Return the listing below verbatim. Pictures do not belong in the copy.

(Data excerpts)
○ ○ ○
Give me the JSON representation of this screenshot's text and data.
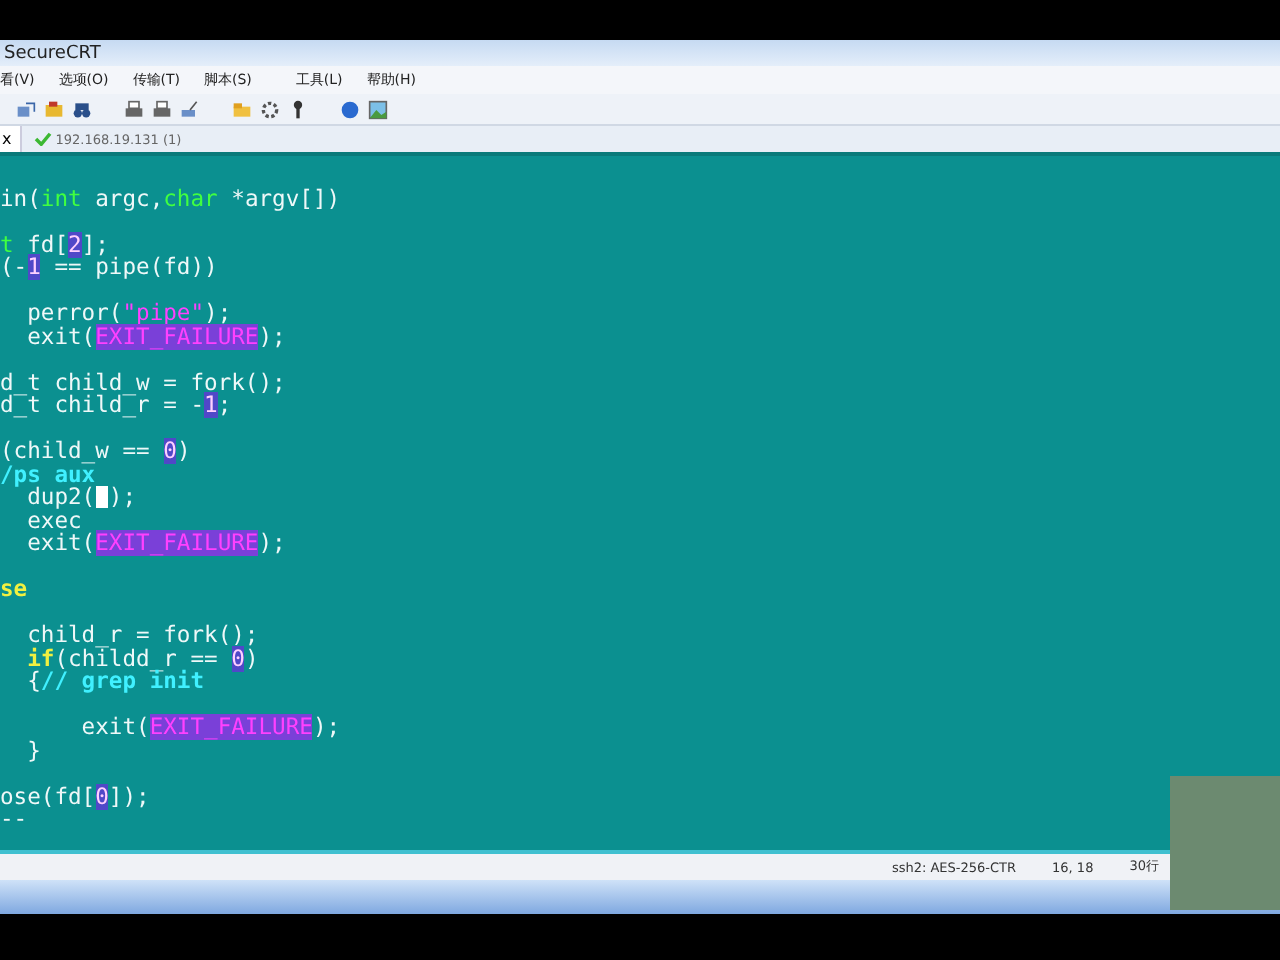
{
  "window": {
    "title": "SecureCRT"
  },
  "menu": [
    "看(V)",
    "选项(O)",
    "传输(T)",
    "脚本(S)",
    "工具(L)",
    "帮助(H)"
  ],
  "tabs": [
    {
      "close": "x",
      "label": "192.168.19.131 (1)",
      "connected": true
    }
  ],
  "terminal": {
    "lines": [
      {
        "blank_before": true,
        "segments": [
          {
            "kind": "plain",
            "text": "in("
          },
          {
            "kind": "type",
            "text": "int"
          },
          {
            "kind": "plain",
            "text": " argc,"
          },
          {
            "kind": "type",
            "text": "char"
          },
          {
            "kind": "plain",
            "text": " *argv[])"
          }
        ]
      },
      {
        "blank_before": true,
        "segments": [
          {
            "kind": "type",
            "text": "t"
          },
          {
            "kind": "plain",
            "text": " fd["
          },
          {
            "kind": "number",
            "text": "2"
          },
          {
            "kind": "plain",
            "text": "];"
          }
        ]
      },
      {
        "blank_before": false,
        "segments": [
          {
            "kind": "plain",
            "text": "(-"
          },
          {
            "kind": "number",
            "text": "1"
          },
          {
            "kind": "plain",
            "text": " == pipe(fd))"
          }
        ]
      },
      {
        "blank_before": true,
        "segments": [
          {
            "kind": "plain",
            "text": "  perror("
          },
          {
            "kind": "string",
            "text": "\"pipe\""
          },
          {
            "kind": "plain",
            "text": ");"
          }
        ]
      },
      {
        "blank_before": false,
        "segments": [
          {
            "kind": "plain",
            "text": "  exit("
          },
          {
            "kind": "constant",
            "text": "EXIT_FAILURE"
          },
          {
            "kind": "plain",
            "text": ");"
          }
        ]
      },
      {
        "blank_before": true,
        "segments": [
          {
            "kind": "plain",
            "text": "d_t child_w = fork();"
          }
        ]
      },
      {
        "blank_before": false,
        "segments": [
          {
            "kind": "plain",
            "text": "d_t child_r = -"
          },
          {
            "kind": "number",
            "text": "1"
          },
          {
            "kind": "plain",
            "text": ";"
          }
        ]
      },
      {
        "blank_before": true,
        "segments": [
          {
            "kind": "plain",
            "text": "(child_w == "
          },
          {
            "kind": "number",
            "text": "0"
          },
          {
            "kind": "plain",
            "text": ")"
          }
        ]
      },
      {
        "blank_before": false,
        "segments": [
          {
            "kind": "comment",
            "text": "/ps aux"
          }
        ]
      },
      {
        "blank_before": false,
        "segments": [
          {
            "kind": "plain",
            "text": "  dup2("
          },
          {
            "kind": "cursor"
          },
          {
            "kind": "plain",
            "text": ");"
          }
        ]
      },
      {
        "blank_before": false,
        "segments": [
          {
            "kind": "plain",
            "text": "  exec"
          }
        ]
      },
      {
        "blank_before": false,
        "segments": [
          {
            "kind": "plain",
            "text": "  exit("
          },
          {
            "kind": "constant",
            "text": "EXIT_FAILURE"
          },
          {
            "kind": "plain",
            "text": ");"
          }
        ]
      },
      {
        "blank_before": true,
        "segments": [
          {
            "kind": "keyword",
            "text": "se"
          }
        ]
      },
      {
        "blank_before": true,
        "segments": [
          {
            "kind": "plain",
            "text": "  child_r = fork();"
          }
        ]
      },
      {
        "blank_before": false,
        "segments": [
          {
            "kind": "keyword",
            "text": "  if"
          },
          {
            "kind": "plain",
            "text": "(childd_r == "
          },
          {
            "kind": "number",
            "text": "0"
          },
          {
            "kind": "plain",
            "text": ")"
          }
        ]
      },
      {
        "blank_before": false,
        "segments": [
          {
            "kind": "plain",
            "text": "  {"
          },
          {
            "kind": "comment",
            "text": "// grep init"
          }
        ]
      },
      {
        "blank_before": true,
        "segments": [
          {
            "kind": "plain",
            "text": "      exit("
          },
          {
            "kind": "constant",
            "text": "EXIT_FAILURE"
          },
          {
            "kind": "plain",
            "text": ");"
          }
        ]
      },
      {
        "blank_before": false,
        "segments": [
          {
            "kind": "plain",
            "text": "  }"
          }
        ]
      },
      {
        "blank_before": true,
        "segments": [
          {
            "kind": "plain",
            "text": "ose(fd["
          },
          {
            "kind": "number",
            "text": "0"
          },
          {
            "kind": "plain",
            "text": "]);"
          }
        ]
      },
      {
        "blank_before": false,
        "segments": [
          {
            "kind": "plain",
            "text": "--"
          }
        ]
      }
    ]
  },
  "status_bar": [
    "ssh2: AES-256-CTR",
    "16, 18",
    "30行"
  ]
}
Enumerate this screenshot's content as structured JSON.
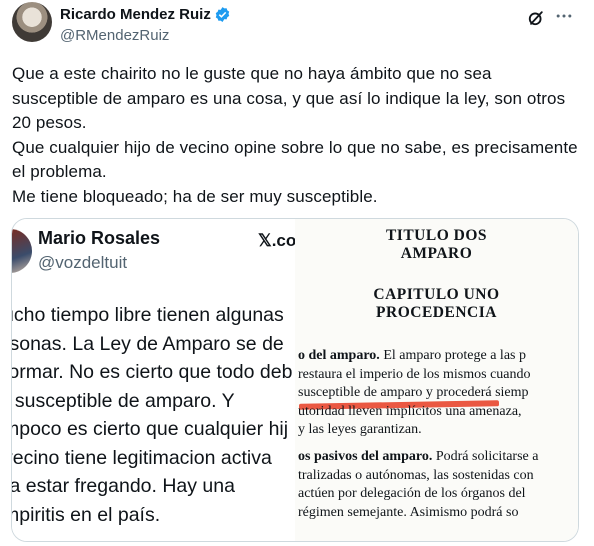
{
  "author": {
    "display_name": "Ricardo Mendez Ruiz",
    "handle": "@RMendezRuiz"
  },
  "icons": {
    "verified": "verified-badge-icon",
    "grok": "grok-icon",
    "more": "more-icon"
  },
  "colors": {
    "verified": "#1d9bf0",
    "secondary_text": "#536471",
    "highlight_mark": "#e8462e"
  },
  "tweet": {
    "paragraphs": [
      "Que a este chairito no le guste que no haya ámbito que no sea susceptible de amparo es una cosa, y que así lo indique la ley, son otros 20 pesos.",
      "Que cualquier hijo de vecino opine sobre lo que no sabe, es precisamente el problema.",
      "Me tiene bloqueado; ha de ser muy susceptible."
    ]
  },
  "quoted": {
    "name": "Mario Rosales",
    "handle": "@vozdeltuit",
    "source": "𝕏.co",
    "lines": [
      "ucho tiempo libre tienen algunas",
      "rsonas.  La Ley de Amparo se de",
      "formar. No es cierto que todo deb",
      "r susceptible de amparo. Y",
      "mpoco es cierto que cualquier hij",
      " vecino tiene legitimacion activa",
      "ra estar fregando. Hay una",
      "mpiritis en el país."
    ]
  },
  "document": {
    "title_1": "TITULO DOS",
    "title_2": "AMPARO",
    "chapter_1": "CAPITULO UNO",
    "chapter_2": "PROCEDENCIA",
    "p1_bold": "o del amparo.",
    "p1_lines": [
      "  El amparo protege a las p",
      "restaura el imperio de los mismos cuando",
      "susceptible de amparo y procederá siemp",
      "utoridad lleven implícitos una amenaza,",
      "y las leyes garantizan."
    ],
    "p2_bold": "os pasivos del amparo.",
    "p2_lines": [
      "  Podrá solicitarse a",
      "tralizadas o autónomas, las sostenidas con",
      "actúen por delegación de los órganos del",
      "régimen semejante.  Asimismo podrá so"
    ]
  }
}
○ ○ ○
#### RESPONSE TO THE EXERCISE
Give me the JSON representation of this screenshot's text and data.
{
  "window": {
    "title": "SecureCRT"
  },
  "menu": [
    "看(V)",
    "选项(O)",
    "传输(T)",
    "脚本(S)",
    "工具(L)",
    "帮助(H)"
  ],
  "tabs": [
    {
      "close": "x",
      "label": "192.168.19.131 (1)",
      "connected": true
    }
  ],
  "terminal": {
    "lines": [
      {
        "blank_before": true,
        "segments": [
          {
            "kind": "plain",
            "text": "in("
          },
          {
            "kind": "type",
            "text": "int"
          },
          {
            "kind": "plain",
            "text": " argc,"
          },
          {
            "kind": "type",
            "text": "char"
          },
          {
            "kind": "plain",
            "text": " *argv[])"
          }
        ]
      },
      {
        "blank_before": true,
        "segments": [
          {
            "kind": "type",
            "text": "t"
          },
          {
            "kind": "plain",
            "text": " fd["
          },
          {
            "kind": "number",
            "text": "2"
          },
          {
            "kind": "plain",
            "text": "];"
          }
        ]
      },
      {
        "blank_before": false,
        "segments": [
          {
            "kind": "plain",
            "text": "(-"
          },
          {
            "kind": "number",
            "text": "1"
          },
          {
            "kind": "plain",
            "text": " == pipe(fd))"
          }
        ]
      },
      {
        "blank_before": true,
        "segments": [
          {
            "kind": "plain",
            "text": "  perror("
          },
          {
            "kind": "string",
            "text": "\"pipe\""
          },
          {
            "kind": "plain",
            "text": ");"
          }
        ]
      },
      {
        "blank_before": false,
        "segments": [
          {
            "kind": "plain",
            "text": "  exit("
          },
          {
            "kind": "constant",
            "text": "EXIT_FAILURE"
          },
          {
            "kind": "plain",
            "text": ");"
          }
        ]
      },
      {
        "blank_before": true,
        "segments": [
          {
            "kind": "plain",
            "text": "d_t child_w = fork();"
          }
        ]
      },
      {
        "blank_before": false,
        "segments": [
          {
            "kind": "plain",
            "text": "d_t child_r = -"
          },
          {
            "kind": "number",
            "text": "1"
          },
          {
            "kind": "plain",
            "text": ";"
          }
        ]
      },
      {
        "blank_before": true,
        "segments": [
          {
            "kind": "plain",
            "text": "(child_w == "
          },
          {
            "kind": "number",
            "text": "0"
          },
          {
            "kind": "plain",
            "text": ")"
          }
        ]
      },
      {
        "blank_before": false,
        "segments": [
          {
            "kind": "comment",
            "text": "/ps aux"
          }
        ]
      },
      {
        "blank_before": false,
        "segments": [
          {
            "kind": "plain",
            "text": "  dup2("
          },
          {
            "kind": "cursor"
          },
          {
            "kind": "plain",
            "text": ");"
          }
        ]
      },
      {
        "blank_before": false,
        "segments": [
          {
            "kind": "plain",
            "text": "  exec"
          }
        ]
      },
      {
        "blank_before": false,
        "segments": [
          {
            "kind": "plain",
            "text": "  exit("
          },
          {
            "kind": "constant",
            "text": "EXIT_FAILURE"
          },
          {
            "kind": "plain",
            "text": ");"
          }
        ]
      },
      {
        "blank_before": true,
        "segments": [
          {
            "kind": "keyword",
            "text": "se"
          }
        ]
      },
      {
        "blank_before": true,
        "segments": [
          {
            "kind": "plain",
            "text": "  child_r = fork();"
          }
        ]
      },
      {
        "blank_before": false,
        "segments": [
          {
            "kind": "keyword",
            "text": "  if"
          },
          {
            "kind": "plain",
            "text": "(childd_r == "
          },
          {
            "kind": "number",
            "text": "0"
          },
          {
            "kind": "plain",
            "text": ")"
          }
        ]
      },
      {
        "blank_before": false,
        "segments": [
          {
            "kind": "plain",
            "text": "  {"
          },
          {
            "kind": "comment",
            "text": "// grep init"
          }
        ]
      },
      {
        "blank_before": true,
        "segments": [
          {
            "kind": "plain",
            "text": "      exit("
          },
          {
            "kind": "constant",
            "text": "EXIT_FAILURE"
          },
          {
            "kind": "plain",
            "text": ");"
          }
        ]
      },
      {
        "blank_before": false,
        "segments": [
          {
            "kind": "plain",
            "text": "  }"
          }
        ]
      },
      {
        "blank_before": true,
        "segments": [
          {
            "kind": "plain",
            "text": "ose(fd["
          },
          {
            "kind": "number",
            "text": "0"
          },
          {
            "kind": "plain",
            "text": "]);"
          }
        ]
      },
      {
        "blank_before": false,
        "segments": [
          {
            "kind": "plain",
            "text": "--"
          }
        ]
      }
    ]
  },
  "status_bar": [
    "ssh2: AES-256-CTR",
    "16, 18",
    "30行"
  ]
}
Enumerate this screenshot's content as structured JSON.
{
  "author": {
    "display_name": "Ricardo Mendez Ruiz",
    "handle": "@RMendezRuiz"
  },
  "icons": {
    "verified": "verified-badge-icon",
    "grok": "grok-icon",
    "more": "more-icon"
  },
  "colors": {
    "verified": "#1d9bf0",
    "secondary_text": "#536471",
    "highlight_mark": "#e8462e"
  },
  "tweet": {
    "paragraphs": [
      "Que a este chairito no le guste que no haya ámbito que no sea susceptible de amparo es una cosa, y que así lo indique la ley, son otros 20 pesos.",
      "Que cualquier hijo de vecino opine sobre lo que no sabe, es precisamente el problema.",
      "Me tiene bloqueado; ha de ser muy susceptible."
    ]
  },
  "quoted": {
    "name": "Mario Rosales",
    "handle": "@vozdeltuit",
    "source": "𝕏.co",
    "lines": [
      "ucho tiempo libre tienen algunas",
      "rsonas.  La Ley de Amparo se de",
      "formar. No es cierto que todo deb",
      "r susceptible de amparo. Y",
      "mpoco es cierto que cualquier hij",
      " vecino tiene legitimacion activa",
      "ra estar fregando. Hay una",
      "mpiritis en el país."
    ]
  },
  "document": {
    "title_1": "TITULO DOS",
    "title_2": "AMPARO",
    "chapter_1": "CAPITULO UNO",
    "chapter_2": "PROCEDENCIA",
    "p1_bold": "o del amparo.",
    "p1_lines": [
      "  El amparo protege a las p",
      "restaura el imperio de los mismos cuando",
      "susceptible de amparo y procederá siemp",
      "utoridad lleven implícitos una amenaza,",
      "y las leyes garantizan."
    ],
    "p2_bold": "os pasivos del amparo.",
    "p2_lines": [
      "  Podrá solicitarse a",
      "tralizadas o autónomas, las sostenidas con",
      "actúen por delegación de los órganos del",
      "régimen semejante.  Asimismo podrá so"
    ]
  }
}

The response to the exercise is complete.